[BEGIN]
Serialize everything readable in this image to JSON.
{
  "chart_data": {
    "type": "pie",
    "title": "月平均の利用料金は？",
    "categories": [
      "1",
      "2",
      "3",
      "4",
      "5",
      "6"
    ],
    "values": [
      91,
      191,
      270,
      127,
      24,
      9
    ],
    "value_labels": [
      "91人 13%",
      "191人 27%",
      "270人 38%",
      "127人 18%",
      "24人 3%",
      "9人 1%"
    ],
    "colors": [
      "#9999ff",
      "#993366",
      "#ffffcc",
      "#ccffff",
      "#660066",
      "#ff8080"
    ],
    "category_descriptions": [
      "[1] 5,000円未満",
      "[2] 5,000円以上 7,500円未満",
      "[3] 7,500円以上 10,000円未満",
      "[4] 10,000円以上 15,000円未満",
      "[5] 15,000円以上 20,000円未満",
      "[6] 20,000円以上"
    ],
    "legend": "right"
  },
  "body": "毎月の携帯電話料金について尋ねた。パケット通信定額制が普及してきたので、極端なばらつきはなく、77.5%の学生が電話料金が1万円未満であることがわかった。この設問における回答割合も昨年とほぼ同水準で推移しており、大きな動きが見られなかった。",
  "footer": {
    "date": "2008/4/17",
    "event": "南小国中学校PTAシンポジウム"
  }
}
[END]
[BEGIN]
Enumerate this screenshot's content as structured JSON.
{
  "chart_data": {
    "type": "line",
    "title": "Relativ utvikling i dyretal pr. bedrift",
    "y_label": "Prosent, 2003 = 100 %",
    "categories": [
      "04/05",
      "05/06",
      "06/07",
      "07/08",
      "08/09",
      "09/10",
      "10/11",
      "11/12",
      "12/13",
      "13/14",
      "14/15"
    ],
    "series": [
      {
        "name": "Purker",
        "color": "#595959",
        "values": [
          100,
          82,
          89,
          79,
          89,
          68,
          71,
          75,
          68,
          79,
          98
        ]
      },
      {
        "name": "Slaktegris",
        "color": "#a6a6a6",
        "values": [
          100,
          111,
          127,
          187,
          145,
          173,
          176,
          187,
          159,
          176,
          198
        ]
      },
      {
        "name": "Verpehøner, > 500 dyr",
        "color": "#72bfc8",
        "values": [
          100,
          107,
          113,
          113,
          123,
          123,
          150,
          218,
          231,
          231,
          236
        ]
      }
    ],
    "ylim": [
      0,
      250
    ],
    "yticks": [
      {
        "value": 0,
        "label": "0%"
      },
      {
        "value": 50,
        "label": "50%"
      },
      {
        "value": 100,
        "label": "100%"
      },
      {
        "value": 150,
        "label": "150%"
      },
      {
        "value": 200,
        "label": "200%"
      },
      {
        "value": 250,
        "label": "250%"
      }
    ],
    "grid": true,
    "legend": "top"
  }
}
[END]
[BEGIN]
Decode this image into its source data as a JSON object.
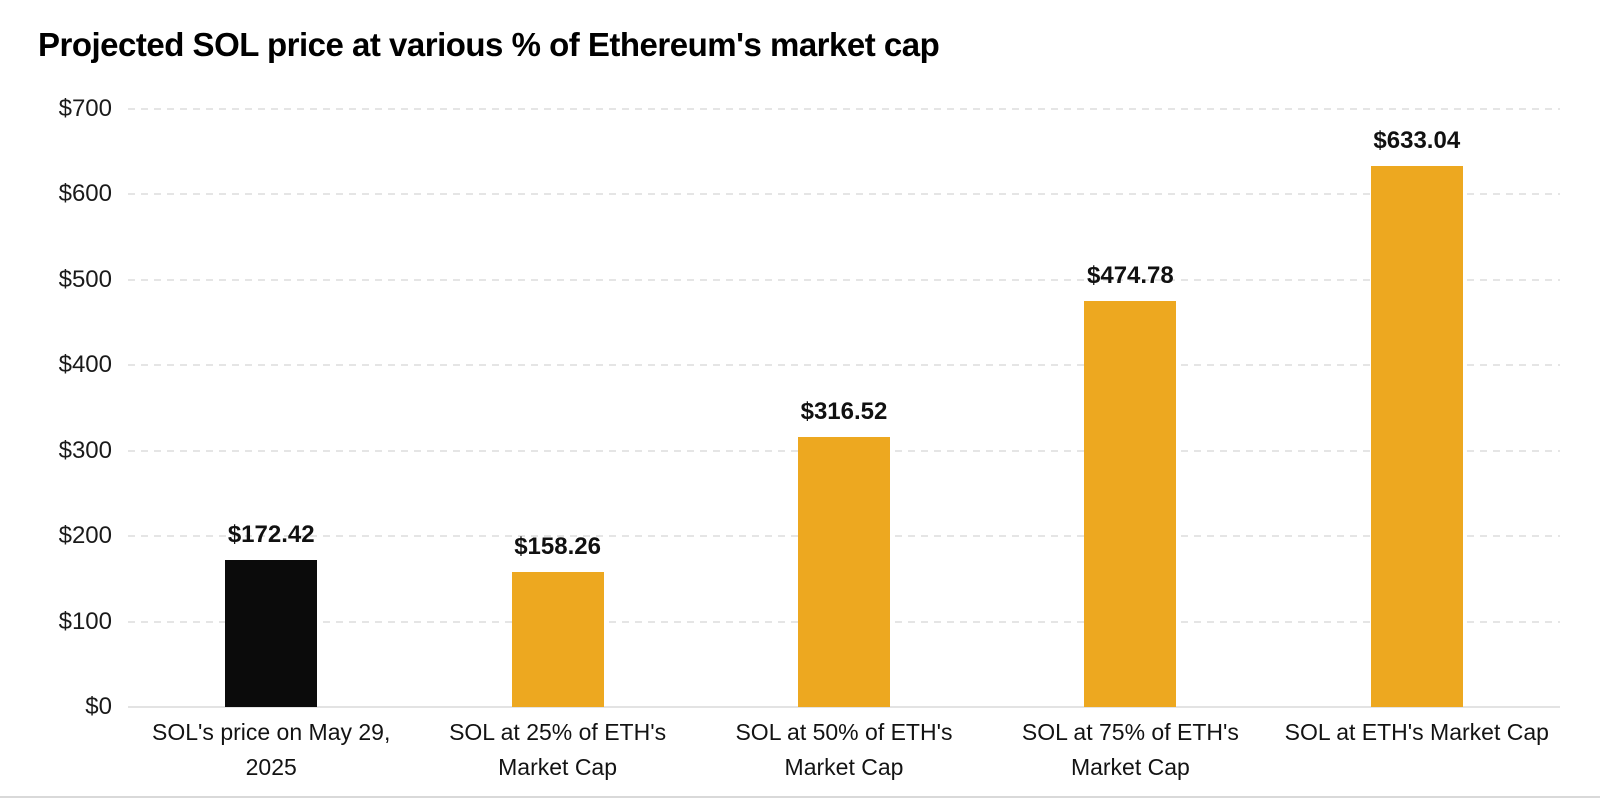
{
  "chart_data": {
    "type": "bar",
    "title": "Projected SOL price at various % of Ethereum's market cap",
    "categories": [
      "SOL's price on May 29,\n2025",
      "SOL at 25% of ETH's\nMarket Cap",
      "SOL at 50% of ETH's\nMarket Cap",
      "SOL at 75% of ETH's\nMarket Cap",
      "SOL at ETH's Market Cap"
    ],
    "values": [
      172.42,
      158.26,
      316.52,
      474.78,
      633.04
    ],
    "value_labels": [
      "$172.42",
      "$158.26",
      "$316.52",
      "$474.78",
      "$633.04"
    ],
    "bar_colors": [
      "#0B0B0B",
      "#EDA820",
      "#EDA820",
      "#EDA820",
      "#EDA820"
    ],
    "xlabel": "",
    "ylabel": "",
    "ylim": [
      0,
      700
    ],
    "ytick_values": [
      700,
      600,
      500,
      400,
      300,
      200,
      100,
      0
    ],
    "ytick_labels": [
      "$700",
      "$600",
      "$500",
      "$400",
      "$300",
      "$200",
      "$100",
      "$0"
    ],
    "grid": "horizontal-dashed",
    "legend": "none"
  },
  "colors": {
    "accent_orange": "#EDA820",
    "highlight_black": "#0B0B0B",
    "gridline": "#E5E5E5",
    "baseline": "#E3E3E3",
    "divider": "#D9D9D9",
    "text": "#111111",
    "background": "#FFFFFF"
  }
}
[END]
## Instruction
Select every line of the records holding the string "JSON".

## Solved problem
Serialize everything readable in this image to JSON.
Enumerate this screenshot's content as structured JSON.
Decode this image into its source data as a JSON object.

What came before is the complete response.